Records that describe figures:
☆ ☆ ☆
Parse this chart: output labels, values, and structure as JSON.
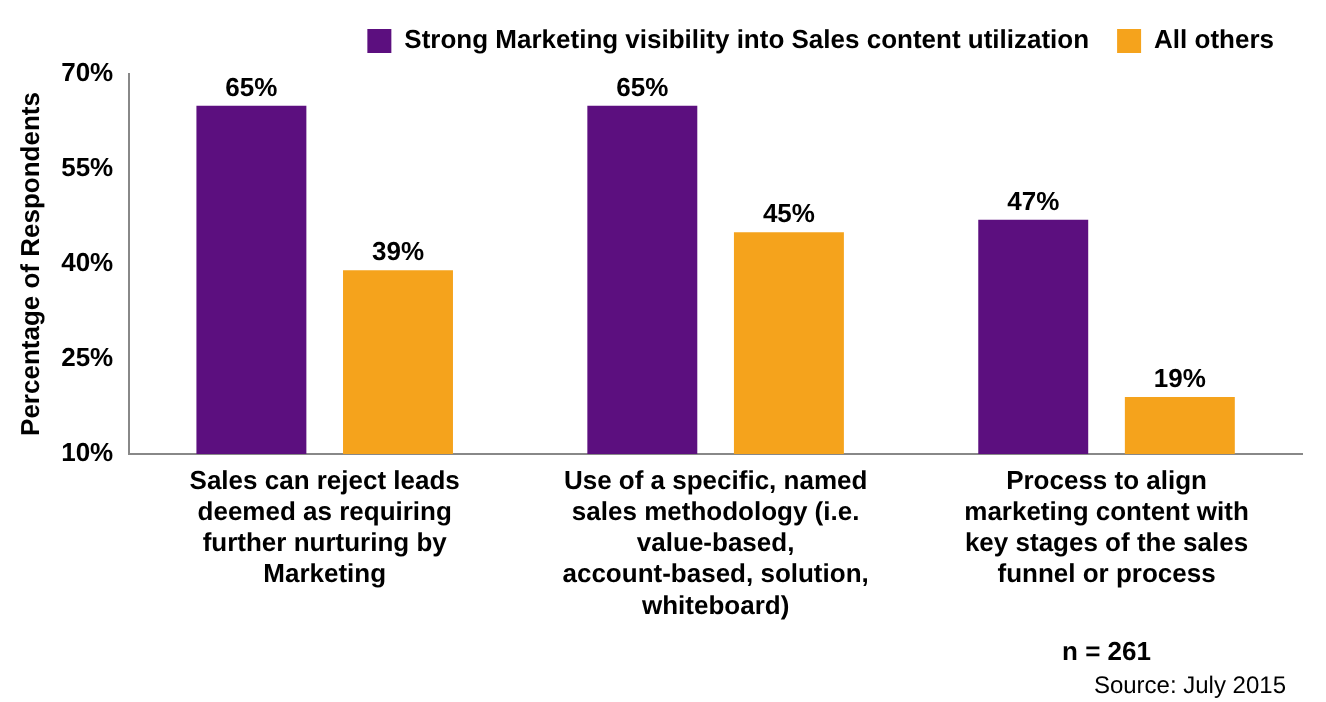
{
  "chart_data": {
    "type": "bar",
    "ylabel": "Percentage of Respondents",
    "categories": [
      "Sales can reject leads deemed as requiring further nurturing by Marketing",
      "Use of a specific, named sales methodology (i.e. value-based, account-based, solution, whiteboard)",
      "Process to align marketing content with key stages of the sales funnel or process"
    ],
    "series": [
      {
        "name": "Strong Marketing visibility into Sales content utilization",
        "color": "#5c0f7f",
        "values": [
          65,
          65,
          47
        ],
        "value_labels": [
          "65%",
          "65%",
          "47%"
        ]
      },
      {
        "name": "All others",
        "color": "#f5a31c",
        "values": [
          39,
          45,
          19
        ],
        "value_labels": [
          "39%",
          "45%",
          "19%"
        ]
      }
    ],
    "ylim": [
      10,
      70
    ],
    "yticks": [
      {
        "value": 10,
        "label": "10%"
      },
      {
        "value": 25,
        "label": "25%"
      },
      {
        "value": 40,
        "label": "40%"
      },
      {
        "value": 55,
        "label": "55%"
      },
      {
        "value": 70,
        "label": "70%"
      }
    ],
    "legend": "top",
    "grid": false,
    "annotations": [
      "n = 261",
      "Source: July 2015"
    ]
  }
}
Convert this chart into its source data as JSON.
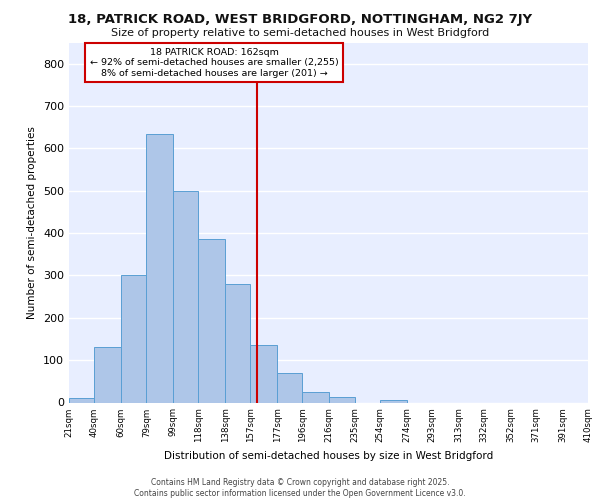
{
  "title_line1": "18, PATRICK ROAD, WEST BRIDGFORD, NOTTINGHAM, NG2 7JY",
  "title_line2": "Size of property relative to semi-detached houses in West Bridgford",
  "xlabel": "Distribution of semi-detached houses by size in West Bridgford",
  "ylabel": "Number of semi-detached properties",
  "bin_labels": [
    "21sqm",
    "40sqm",
    "60sqm",
    "79sqm",
    "99sqm",
    "118sqm",
    "138sqm",
    "157sqm",
    "177sqm",
    "196sqm",
    "216sqm",
    "235sqm",
    "254sqm",
    "274sqm",
    "293sqm",
    "313sqm",
    "332sqm",
    "352sqm",
    "371sqm",
    "391sqm",
    "410sqm"
  ],
  "bin_edges": [
    21,
    40,
    60,
    79,
    99,
    118,
    138,
    157,
    177,
    196,
    216,
    235,
    254,
    274,
    293,
    313,
    332,
    352,
    371,
    391,
    410
  ],
  "bar_heights": [
    10,
    130,
    300,
    635,
    500,
    385,
    280,
    135,
    70,
    25,
    13,
    0,
    5,
    0,
    0,
    0,
    0,
    0,
    0,
    0
  ],
  "property_size": 162,
  "pct_smaller": 92,
  "n_smaller": 2255,
  "pct_larger": 8,
  "n_larger": 201,
  "bar_color": "#aec6e8",
  "bar_edge_color": "#5a9fd4",
  "vline_color": "#cc0000",
  "annotation_box_edge": "#cc0000",
  "background_color": "#e8eeff",
  "grid_color": "#ffffff",
  "footer_line1": "Contains HM Land Registry data © Crown copyright and database right 2025.",
  "footer_line2": "Contains public sector information licensed under the Open Government Licence v3.0.",
  "ylim": [
    0,
    850
  ],
  "yticks": [
    0,
    100,
    200,
    300,
    400,
    500,
    600,
    700,
    800
  ]
}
☆ ☆ ☆
The pictures stay out; repeat exactly the lines from the one with "Convert this chart" to the end of the entries above, and nothing else.

Convert this chart into its source data as JSON.
{
  "title_line1": "18, PATRICK ROAD, WEST BRIDGFORD, NOTTINGHAM, NG2 7JY",
  "title_line2": "Size of property relative to semi-detached houses in West Bridgford",
  "xlabel": "Distribution of semi-detached houses by size in West Bridgford",
  "ylabel": "Number of semi-detached properties",
  "bin_labels": [
    "21sqm",
    "40sqm",
    "60sqm",
    "79sqm",
    "99sqm",
    "118sqm",
    "138sqm",
    "157sqm",
    "177sqm",
    "196sqm",
    "216sqm",
    "235sqm",
    "254sqm",
    "274sqm",
    "293sqm",
    "313sqm",
    "332sqm",
    "352sqm",
    "371sqm",
    "391sqm",
    "410sqm"
  ],
  "bin_edges": [
    21,
    40,
    60,
    79,
    99,
    118,
    138,
    157,
    177,
    196,
    216,
    235,
    254,
    274,
    293,
    313,
    332,
    352,
    371,
    391,
    410
  ],
  "bar_heights": [
    10,
    130,
    300,
    635,
    500,
    385,
    280,
    135,
    70,
    25,
    13,
    0,
    5,
    0,
    0,
    0,
    0,
    0,
    0,
    0
  ],
  "property_size": 162,
  "pct_smaller": 92,
  "n_smaller": 2255,
  "pct_larger": 8,
  "n_larger": 201,
  "bar_color": "#aec6e8",
  "bar_edge_color": "#5a9fd4",
  "vline_color": "#cc0000",
  "annotation_box_edge": "#cc0000",
  "background_color": "#e8eeff",
  "grid_color": "#ffffff",
  "footer_line1": "Contains HM Land Registry data © Crown copyright and database right 2025.",
  "footer_line2": "Contains public sector information licensed under the Open Government Licence v3.0.",
  "ylim": [
    0,
    850
  ],
  "yticks": [
    0,
    100,
    200,
    300,
    400,
    500,
    600,
    700,
    800
  ]
}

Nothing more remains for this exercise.